◆ SUPPLIED MATERIAL
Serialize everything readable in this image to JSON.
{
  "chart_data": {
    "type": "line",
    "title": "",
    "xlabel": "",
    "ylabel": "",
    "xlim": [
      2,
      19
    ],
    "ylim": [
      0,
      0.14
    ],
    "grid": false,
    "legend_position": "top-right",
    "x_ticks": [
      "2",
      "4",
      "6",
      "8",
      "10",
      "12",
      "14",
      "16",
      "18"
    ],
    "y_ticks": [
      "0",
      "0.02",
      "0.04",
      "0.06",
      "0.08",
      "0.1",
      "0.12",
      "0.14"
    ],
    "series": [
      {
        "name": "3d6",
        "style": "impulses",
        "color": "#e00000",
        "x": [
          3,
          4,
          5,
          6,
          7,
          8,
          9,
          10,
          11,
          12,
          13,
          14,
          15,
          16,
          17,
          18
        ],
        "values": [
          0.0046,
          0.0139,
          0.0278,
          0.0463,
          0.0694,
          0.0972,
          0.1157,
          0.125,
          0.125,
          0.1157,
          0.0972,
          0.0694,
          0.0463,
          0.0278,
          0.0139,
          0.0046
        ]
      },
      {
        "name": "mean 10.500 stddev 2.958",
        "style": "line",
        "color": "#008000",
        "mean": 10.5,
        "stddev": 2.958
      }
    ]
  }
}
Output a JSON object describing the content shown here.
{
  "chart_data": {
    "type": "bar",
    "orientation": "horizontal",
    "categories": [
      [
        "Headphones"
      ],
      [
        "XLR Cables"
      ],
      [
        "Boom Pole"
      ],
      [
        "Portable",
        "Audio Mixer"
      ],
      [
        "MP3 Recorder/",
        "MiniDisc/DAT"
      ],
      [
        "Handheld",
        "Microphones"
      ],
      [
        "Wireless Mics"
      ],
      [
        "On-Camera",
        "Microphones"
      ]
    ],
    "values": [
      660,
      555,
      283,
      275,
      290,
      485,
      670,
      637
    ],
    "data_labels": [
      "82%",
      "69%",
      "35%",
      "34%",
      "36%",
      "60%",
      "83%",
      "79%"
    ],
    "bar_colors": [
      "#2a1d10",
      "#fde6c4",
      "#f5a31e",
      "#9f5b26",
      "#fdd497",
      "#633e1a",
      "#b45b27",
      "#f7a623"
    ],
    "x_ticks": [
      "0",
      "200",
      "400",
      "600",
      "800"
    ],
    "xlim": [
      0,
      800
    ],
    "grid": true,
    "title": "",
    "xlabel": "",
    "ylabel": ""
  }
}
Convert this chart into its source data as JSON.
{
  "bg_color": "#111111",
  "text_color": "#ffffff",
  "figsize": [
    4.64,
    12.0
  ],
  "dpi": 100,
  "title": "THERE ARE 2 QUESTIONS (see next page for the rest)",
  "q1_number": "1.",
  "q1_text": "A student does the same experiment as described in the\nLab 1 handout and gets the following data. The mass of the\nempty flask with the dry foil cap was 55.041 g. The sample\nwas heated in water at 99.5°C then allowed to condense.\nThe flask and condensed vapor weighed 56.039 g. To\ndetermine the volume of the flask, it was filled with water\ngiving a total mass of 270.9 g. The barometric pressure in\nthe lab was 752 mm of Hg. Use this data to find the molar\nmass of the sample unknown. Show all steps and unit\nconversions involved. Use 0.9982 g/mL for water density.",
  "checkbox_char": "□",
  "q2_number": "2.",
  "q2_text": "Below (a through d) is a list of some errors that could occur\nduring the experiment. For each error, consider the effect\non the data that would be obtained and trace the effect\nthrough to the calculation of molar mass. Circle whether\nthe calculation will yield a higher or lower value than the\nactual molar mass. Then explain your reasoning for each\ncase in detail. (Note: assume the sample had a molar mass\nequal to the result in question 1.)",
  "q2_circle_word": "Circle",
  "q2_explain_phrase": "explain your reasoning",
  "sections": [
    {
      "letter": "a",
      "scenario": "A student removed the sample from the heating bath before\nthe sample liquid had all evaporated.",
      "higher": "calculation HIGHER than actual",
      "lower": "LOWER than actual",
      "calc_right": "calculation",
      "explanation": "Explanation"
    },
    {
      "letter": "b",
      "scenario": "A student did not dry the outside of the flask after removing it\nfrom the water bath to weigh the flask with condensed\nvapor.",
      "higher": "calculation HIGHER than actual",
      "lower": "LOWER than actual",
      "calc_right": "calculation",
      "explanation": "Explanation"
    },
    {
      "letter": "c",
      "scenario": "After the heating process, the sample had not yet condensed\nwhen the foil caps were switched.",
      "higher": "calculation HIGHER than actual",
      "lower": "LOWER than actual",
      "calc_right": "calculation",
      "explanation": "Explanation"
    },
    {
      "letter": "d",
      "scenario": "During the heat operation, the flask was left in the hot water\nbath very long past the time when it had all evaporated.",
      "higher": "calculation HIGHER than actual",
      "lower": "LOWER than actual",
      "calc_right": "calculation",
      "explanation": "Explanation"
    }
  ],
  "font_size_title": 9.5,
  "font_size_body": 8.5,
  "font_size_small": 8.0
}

◆ EXERCISE OBJECTIVE
Check all the records above and select each line where the string "JSON" is found.

◆ REPLY
Serialize everything readable in this image to JSON.
Output a JSON object describing the content shown here.
Convert this chart into its source data as JSON.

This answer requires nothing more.